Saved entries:

'''

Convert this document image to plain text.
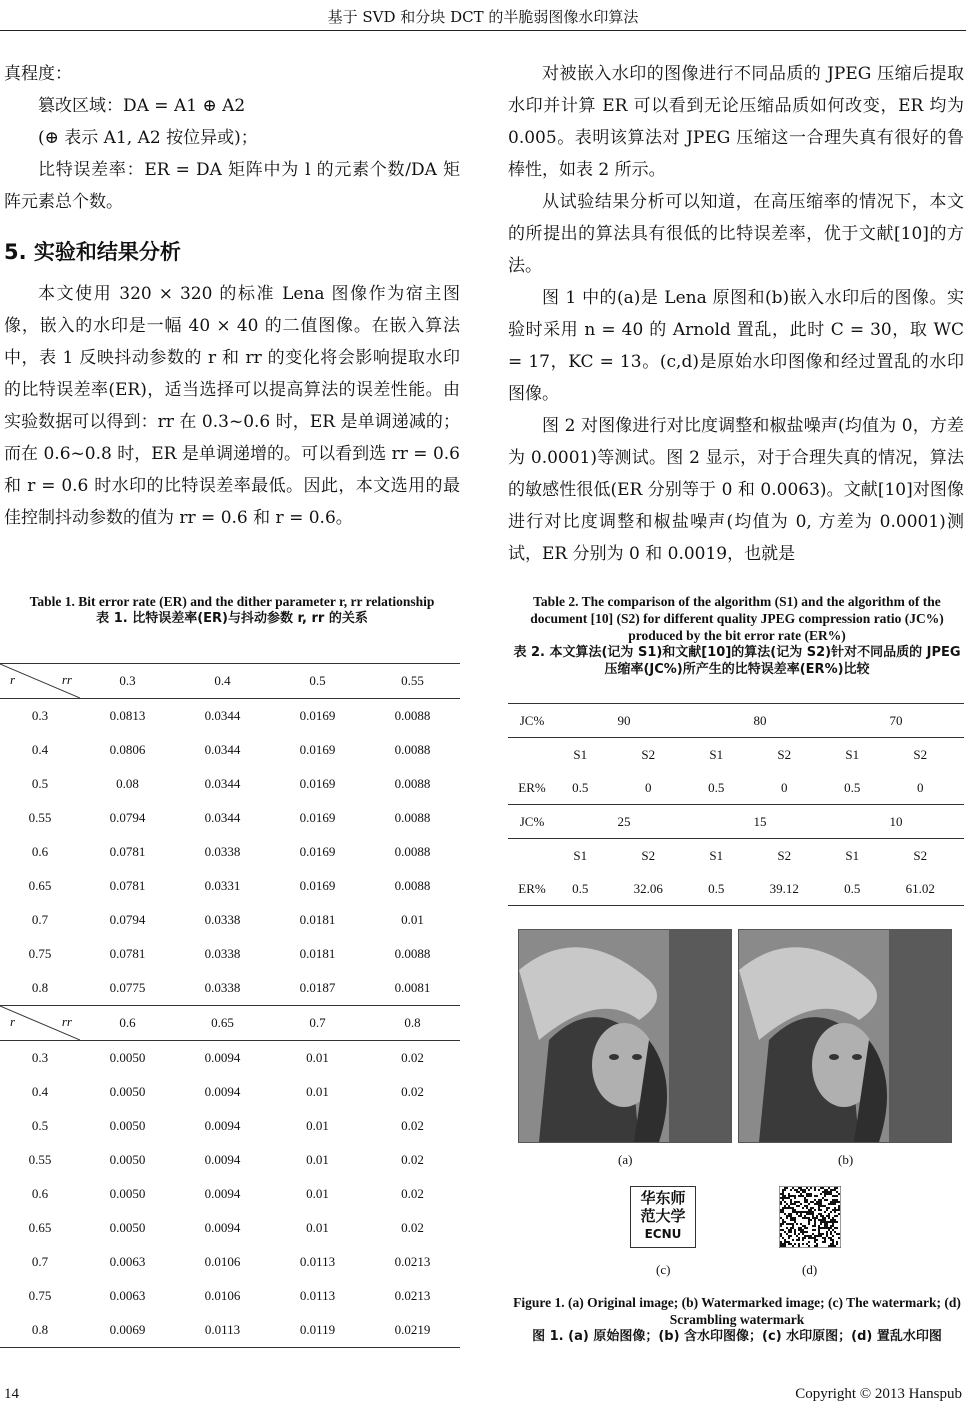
基于 SVD 和分块 DCT 的半脆弱图像水印算法

真程度：

篡改区域：DA = A1 ⊕ A2

(⊕ 表示 A1, A2 按位异或)；

比特误差率：ER = DA 矩阵中为 l 的元素个数/DA 矩阵元素总个数。

5. 实验和结果分析

本文使用 320 × 320 的标准 Lena 图像作为宿主图像，嵌入的水印是一幅 40 × 40 的二值图像。在嵌入算法中，表 1 反映抖动参数的 r 和 rr 的变化将会影响提取水印的比特误差率(ER)，适当选择可以提高算法的误差性能。由实验数据可以得到：rr 在 0.3~0.6 时，ER 是单调递减的；而在 0.6~0.8 时，ER 是单调递增的。可以看到选 rr = 0.6 和 r = 0.6 时水印的比特误差率最低。因此，本文选用的最佳控制抖动参数的值为 rr = 0.6 和 r = 0.6。

Table 1. Bit error rate (ER) and the dither parameter r, rr relationship
表 1. 比特误差率(ER)与抖动参数 r, rr 的关系
r rr	0.3	0.4	0.5	0.55
0.3	0.0813	0.0344	0.0169	0.0088
0.4	0.0806	0.0344	0.0169	0.0088
0.5	0.08	0.0344	0.0169	0.0088
0.55	0.0794	0.0344	0.0169	0.0088
0.6	0.0781	0.0338	0.0169	0.0088
0.65	0.0781	0.0331	0.0169	0.0088
0.7	0.0794	0.0338	0.0181	0.01
0.75	0.0781	0.0338	0.0181	0.0088
0.8	0.0775	0.0338	0.0187	0.0081

r rr	0.6	0.65	0.7	0.8
0.3	0.0050	0.0094	0.01	0.02
0.4	0.0050	0.0094	0.01	0.02
0.5	0.0050	0.0094	0.01	0.02
0.55	0.0050	0.0094	0.01	0.02
0.6	0.0050	0.0094	0.01	0.02
0.65	0.0050	0.0094	0.01	0.02
0.7	0.0063	0.0106	0.0113	0.0213
0.75	0.0063	0.0106	0.0113	0.0213
0.8	0.0069	0.0113	0.0119	0.0219

对被嵌入水印的图像进行不同品质的 JPEG 压缩后提取水印并计算 ER 可以看到无论压缩品质如何改变，ER 均为 0.005。表明该算法对 JPEG 压缩这一合理失真有很好的鲁棒性，如表 2 所示。

从试验结果分析可以知道，在高压缩率的情况下，本文的所提出的算法具有很低的比特误差率，优于文献[10]的方法。

图 1 中的(a)是 Lena 原图和(b)嵌入水印后的图像。实验时采用 n = 40 的 Arnold 置乱，此时 C = 30，取 WC = 17，KC = 13。(c,d)是原始水印图像和经过置乱的水印图像。

图 2 对图像进行对比度调整和椒盐噪声(均值为 0，方差为 0.0001)等测试。图 2 显示，对于合理失真的情况，算法的敏感性很低(ER 分别等于 0 和 0.0063)。文献[10]对图像进行对比度调整和椒盐噪声(均值为 0, 方差为 0.0001)测试，ER 分别为 0 和 0.0019，也就是

Table 2. The comparison of the algorithm (S1) and the algorithm of the document [10] (S2) for different quality JPEG compression ratio (JC%) produced by the bit error rate (ER%)
表 2. 本文算法(记为 S1)和文献[10]的算法(记为 S2)针对不同品质的 JPEG 压缩率(JC%)所产生的比特误差率(ER%)比较
JC%	90		80		70	
	S1	S2	S1	S2	S1	S2
ER%	0.5	0	0.5	0	0.5	0
JC%	25		15		10	
	S1	S2	S1	S2	S1	S2
ER%	0.5	32.06	0.5	39.12	0.5	61.02
(a)	(b)
华东师
范大学
ECNU
(c)	(d)
Figure 1. (a) Original image; (b) Watermarked image; (c) The watermark; (d) Scrambling watermark
图 1. (a) 原始图像；(b) 含水印图像；(c) 水印原图；(d) 置乱水印图
14	Copyright © 2013 Hanspub
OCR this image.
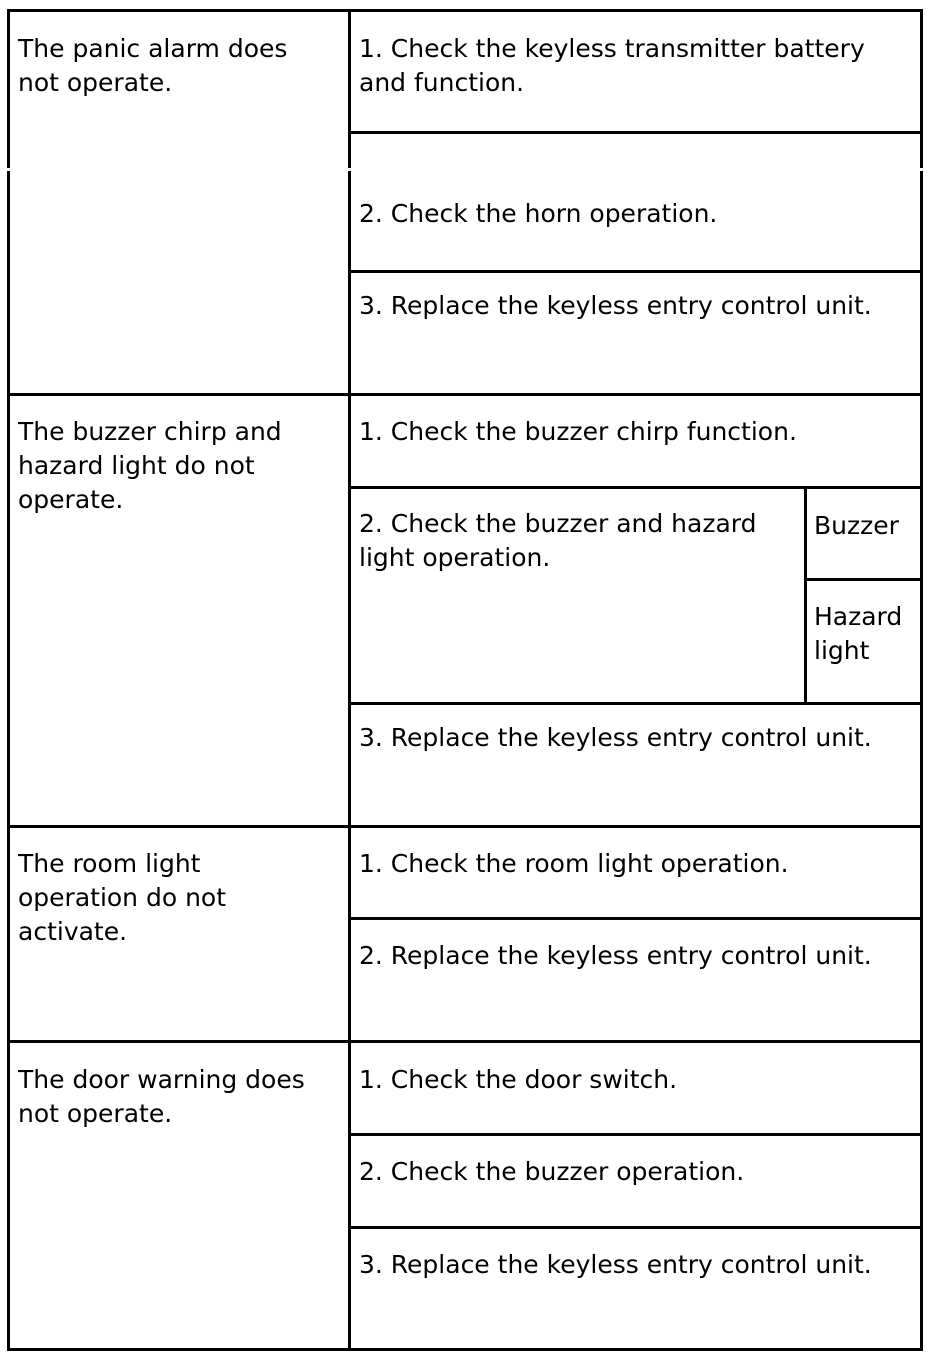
The panic alarm does not operate.
1. Check the keyless transmitter battery and function.
2. Check the horn operation.
3. Replace the keyless entry control unit.
The buzzer chirp and hazard light do not operate.
1. Check the buzzer chirp function.
2. Check the buzzer and hazard light operation.
Buzzer
Hazard light
3. Replace the keyless entry control unit.
The room light operation do not activate.
1. Check the room light operation.
2. Replace the keyless entry control unit.
The door warning does not operate.
1. Check the door switch.
2. Check the buzzer operation.
3. Replace the keyless entry control unit.
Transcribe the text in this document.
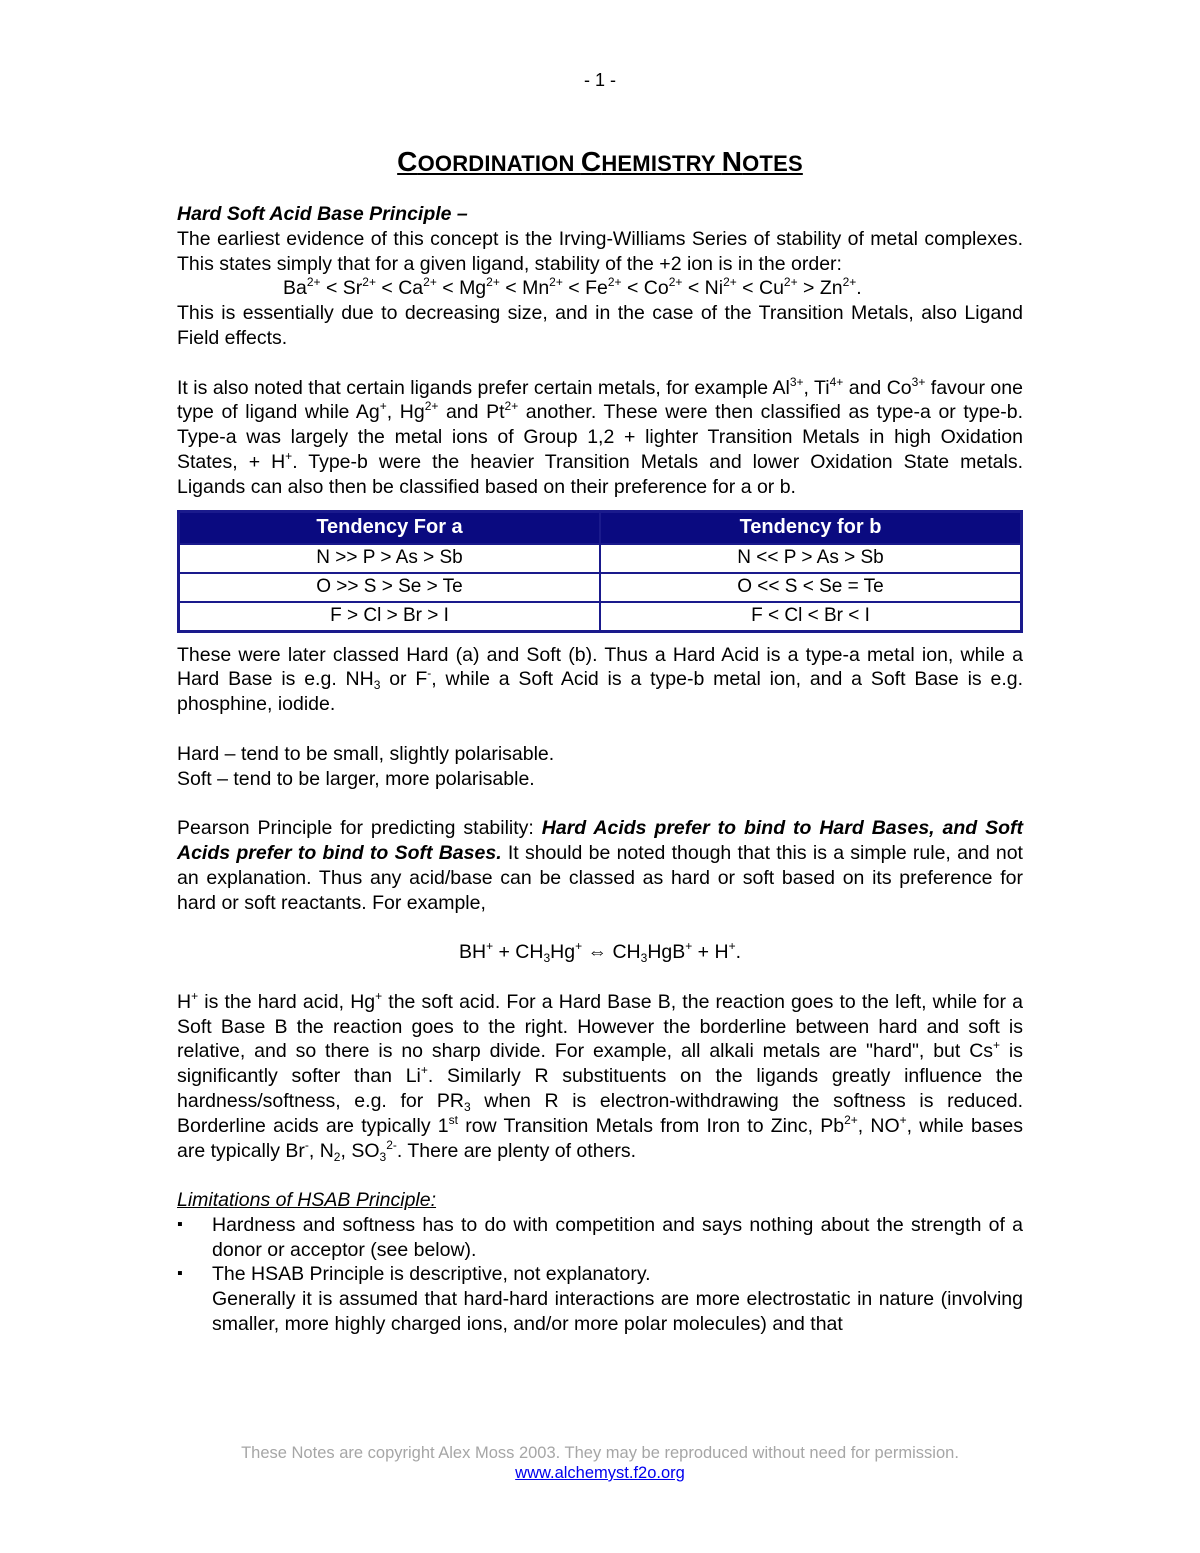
- 1 -
COORDINATION CHEMISTRY NOTES

Hard Soft Acid Base Principle –

The earliest evidence of this concept is the Irving-Williams Series of stability of metal complexes. This states simply that for a given ligand, stability of the +2 ion is in the order:

$Ba^{2+} < Sr^{2+} < Ca^{2+} < Mg^{2+} < Mn^{2+} < Fe^{2+} < Co^{2+} < Ni^{2+} < Cu^{2+} > Zn^{2+}$.

This is essentially due to decreasing size, and in the case of the Transition Metals, also Ligand Field effects.

It is also noted that certain ligands prefer certain metals, for example $Al^{3+}$, $Ti^{4+}$ and $Co^{3+}$ favour one type of ligand while Ag+, $Hg^{2+}$ and $Pt^{2+}$ another. These were then classified as type-a or type-b. Type-a was largely the metal ions of Group 1,2 + lighter Transition Metals in high Oxidation States, + H+. Type-b were the heavier Transition Metals and lower Oxidation State metals. Ligands can also then be classified based on their preference for a or b.

Tendency For a	Tendency for b
N >> P > As > Sb	N << P > As > Sb
O >> S > Se > Te	O << S < Se = Te
F > Cl > Br > I	F < Cl < Br < I

These were later classed Hard (a) and Soft (b). Thus a Hard Acid is a type-a metal ion, while a Hard Base is e.g. $NH_3$ or F-, while a Soft Acid is a type-b metal ion, and a Soft Base is e.g. phosphine, iodide.

Hard – tend to be small, slightly polarisable.

Soft – tend to be larger, more polarisable.

Pearson Principle for predicting stability: Hard Acids prefer to bind to Hard Bases, and Soft Acids prefer to bind to Soft Bases. It should be noted though that this is a simple rule, and not an explanation. Thus any acid/base can be classed as hard or soft based on its preference for hard or soft reactants. For example,

$BH^+ + CH_3Hg^+$ ⇔ $CH_3HgB^+ + H^+$.

H+ is the hard acid, Hg+ the soft acid. For a Hard Base B, the reaction goes to the left, while for a Soft Base B the reaction goes to the right. However the borderline between hard and soft is relative, and so there is no sharp divide. For example, all alkali metals are "hard", but Cs+ is significantly softer than Li+. Similarly R substituents on the ligands greatly influence the hardness/softness, e.g. for $PR_3$ when R is electron-withdrawing the softness is reduced. Borderline acids are typically 1st row Transition Metals from Iron to Zinc, $Pb^{2+}$, NO+, while bases are typically Br-, $N_2$, $SO_3^{2-}$. There are plenty of others.

Limitations of HSAB Principle:

▪ Hardness and softness has to do with competition and says nothing about the strength of a donor or acceptor (see below).
▪ The HSAB Principle is descriptive, not explanatory.
Generally it is assumed that hard-hard interactions are more electrostatic in nature (involving smaller, more highly charged ions, and/or more polar molecules) and that
These Notes are copyright Alex Moss 2003. They may be reproduced without need for permission.
www.alchemyst.f2o.org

'''

TO BE DONE: Reproduce the whole listing exactly, but not the images in it.

FULL SOLUTION:
Convert this document image to plain text.
基于 SVD 和分块 DCT 的半脆弱图像水印算法

真程度：

篡改区域：DA = A1 ⊕ A2

(⊕ 表示 A1, A2 按位异或)；

比特误差率：ER = DA 矩阵中为 l 的元素个数/DA 矩阵元素总个数。

5. 实验和结果分析

本文使用 320 × 320 的标准 Lena 图像作为宿主图像，嵌入的水印是一幅 40 × 40 的二值图像。在嵌入算法中，表 1 反映抖动参数的 r 和 rr 的变化将会影响提取水印的比特误差率(ER)，适当选择可以提高算法的误差性能。由实验数据可以得到：rr 在 0.3~0.6 时，ER 是单调递减的；而在 0.6~0.8 时，ER 是单调递增的。可以看到选 rr = 0.6 和 r = 0.6 时水印的比特误差率最低。因此，本文选用的最佳控制抖动参数的值为 rr = 0.6 和 r = 0.6。

Table 1. Bit error rate (ER) and the dither parameter r, rr relationship
表 1. 比特误差率(ER)与抖动参数 r, rr 的关系
r rr	0.3	0.4	0.5	0.55
0.3	0.0813	0.0344	0.0169	0.0088
0.4	0.0806	0.0344	0.0169	0.0088
0.5	0.08	0.0344	0.0169	0.0088
0.55	0.0794	0.0344	0.0169	0.0088
0.6	0.0781	0.0338	0.0169	0.0088
0.65	0.0781	0.0331	0.0169	0.0088
0.7	0.0794	0.0338	0.0181	0.01
0.75	0.0781	0.0338	0.0181	0.0088
0.8	0.0775	0.0338	0.0187	0.0081

r rr	0.6	0.65	0.7	0.8
0.3	0.0050	0.0094	0.01	0.02
0.4	0.0050	0.0094	0.01	0.02
0.5	0.0050	0.0094	0.01	0.02
0.55	0.0050	0.0094	0.01	0.02
0.6	0.0050	0.0094	0.01	0.02
0.65	0.0050	0.0094	0.01	0.02
0.7	0.0063	0.0106	0.0113	0.0213
0.75	0.0063	0.0106	0.0113	0.0213
0.8	0.0069	0.0113	0.0119	0.0219

对被嵌入水印的图像进行不同品质的 JPEG 压缩后提取水印并计算 ER 可以看到无论压缩品质如何改变，ER 均为 0.005。表明该算法对 JPEG 压缩这一合理失真有很好的鲁棒性，如表 2 所示。

从试验结果分析可以知道，在高压缩率的情况下，本文的所提出的算法具有很低的比特误差率，优于文献[10]的方法。

图 1 中的(a)是 Lena 原图和(b)嵌入水印后的图像。实验时采用 n = 40 的 Arnold 置乱，此时 C = 30，取 WC = 17，KC = 13。(c,d)是原始水印图像和经过置乱的水印图像。

图 2 对图像进行对比度调整和椒盐噪声(均值为 0，方差为 0.0001)等测试。图 2 显示，对于合理失真的情况，算法的敏感性很低(ER 分别等于 0 和 0.0063)。文献[10]对图像进行对比度调整和椒盐噪声(均值为 0, 方差为 0.0001)测试，ER 分别为 0 和 0.0019，也就是

Table 2. The comparison of the algorithm (S1) and the algorithm of the document [10] (S2) for different quality JPEG compression ratio (JC%) produced by the bit error rate (ER%)
表 2. 本文算法(记为 S1)和文献[10]的算法(记为 S2)针对不同品质的 JPEG 压缩率(JC%)所产生的比特误差率(ER%)比较
JC%	90		80		70	
	S1	S2	S1	S2	S1	S2
ER%	0.5	0	0.5	0	0.5	0
JC%	25		15		10	
	S1	S2	S1	S2	S1	S2
ER%	0.5	32.06	0.5	39.12	0.5	61.02
(a)	(b)
华东师
范大学
ECNU
(c)	(d)
Figure 1. (a) Original image; (b) Watermarked image; (c) The watermark; (d) Scrambling watermark
图 1. (a) 原始图像；(b) 含水印图像；(c) 水印原图；(d) 置乱水印图
14	Copyright © 2013 Hanspub
OCR this image.
The panic alarm does not operate.
1. Check the keyless transmitter battery and function.
2. Check the horn operation.
3. Replace the keyless entry control unit.
The buzzer chirp and hazard light do not operate.
1. Check the buzzer chirp function.
2. Check the buzzer and hazard light operation.
Buzzer
Hazard light
3. Replace the keyless entry control unit.
The room light operation do not activate.
1. Check the room light operation.
2. Replace the keyless entry control unit.
The door warning does not operate.
1. Check the door switch.
2. Check the buzzer operation.
3. Replace the keyless entry control unit.
Transcribe the text in this document.
- 1 -
COORDINATION CHEMISTRY NOTES

Hard Soft Acid Base Principle –

The earliest evidence of this concept is the Irving-Williams Series of stability of metal complexes. This states simply that for a given ligand, stability of the +2 ion is in the order:

$Ba^{2+} < Sr^{2+} < Ca^{2+} < Mg^{2+} < Mn^{2+} < Fe^{2+} < Co^{2+} < Ni^{2+} < Cu^{2+} > Zn^{2+}$.

This is essentially due to decreasing size, and in the case of the Transition Metals, also Ligand Field effects.

It is also noted that certain ligands prefer certain metals, for example $Al^{3+}$, $Ti^{4+}$ and $Co^{3+}$ favour one type of ligand while Ag+, $Hg^{2+}$ and $Pt^{2+}$ another. These were then classified as type-a or type-b. Type-a was largely the metal ions of Group 1,2 + lighter Transition Metals in high Oxidation States, + H+. Type-b were the heavier Transition Metals and lower Oxidation State metals. Ligands can also then be classified based on their preference for a or b.

Tendency For a	Tendency for b
N >> P > As > Sb	N << P > As > Sb
O >> S > Se > Te	O << S < Se = Te
F > Cl > Br > I	F < Cl < Br < I

These were later classed Hard (a) and Soft (b). Thus a Hard Acid is a type-a metal ion, while a Hard Base is e.g. $NH_3$ or F-, while a Soft Acid is a type-b metal ion, and a Soft Base is e.g. phosphine, iodide.

Hard – tend to be small, slightly polarisable.

Soft – tend to be larger, more polarisable.

Pearson Principle for predicting stability: Hard Acids prefer to bind to Hard Bases, and Soft Acids prefer to bind to Soft Bases. It should be noted though that this is a simple rule, and not an explanation. Thus any acid/base can be classed as hard or soft based on its preference for hard or soft reactants. For example,

$BH^+ + CH_3Hg^+$ ⇔ $CH_3HgB^+ + H^+$.

H+ is the hard acid, Hg+ the soft acid. For a Hard Base B, the reaction goes to the left, while for a Soft Base B the reaction goes to the right. However the borderline between hard and soft is relative, and so there is no sharp divide. For example, all alkali metals are "hard", but Cs+ is significantly softer than Li+. Similarly R substituents on the ligands greatly influence the hardness/softness, e.g. for $PR_3$ when R is electron-withdrawing the softness is reduced. Borderline acids are typically 1st row Transition Metals from Iron to Zinc, $Pb^{2+}$, NO+, while bases are typically Br-, $N_2$, $SO_3^{2-}$. There are plenty of others.

Limitations of HSAB Principle:

▪ Hardness and softness has to do with competition and says nothing about the strength of a donor or acceptor (see below).
▪ The HSAB Principle is descriptive, not explanatory.
Generally it is assumed that hard-hard interactions are more electrostatic in nature (involving smaller, more highly charged ions, and/or more polar molecules) and that
These Notes are copyright Alex Moss 2003. They may be reproduced without need for permission.
www.alchemyst.f2o.org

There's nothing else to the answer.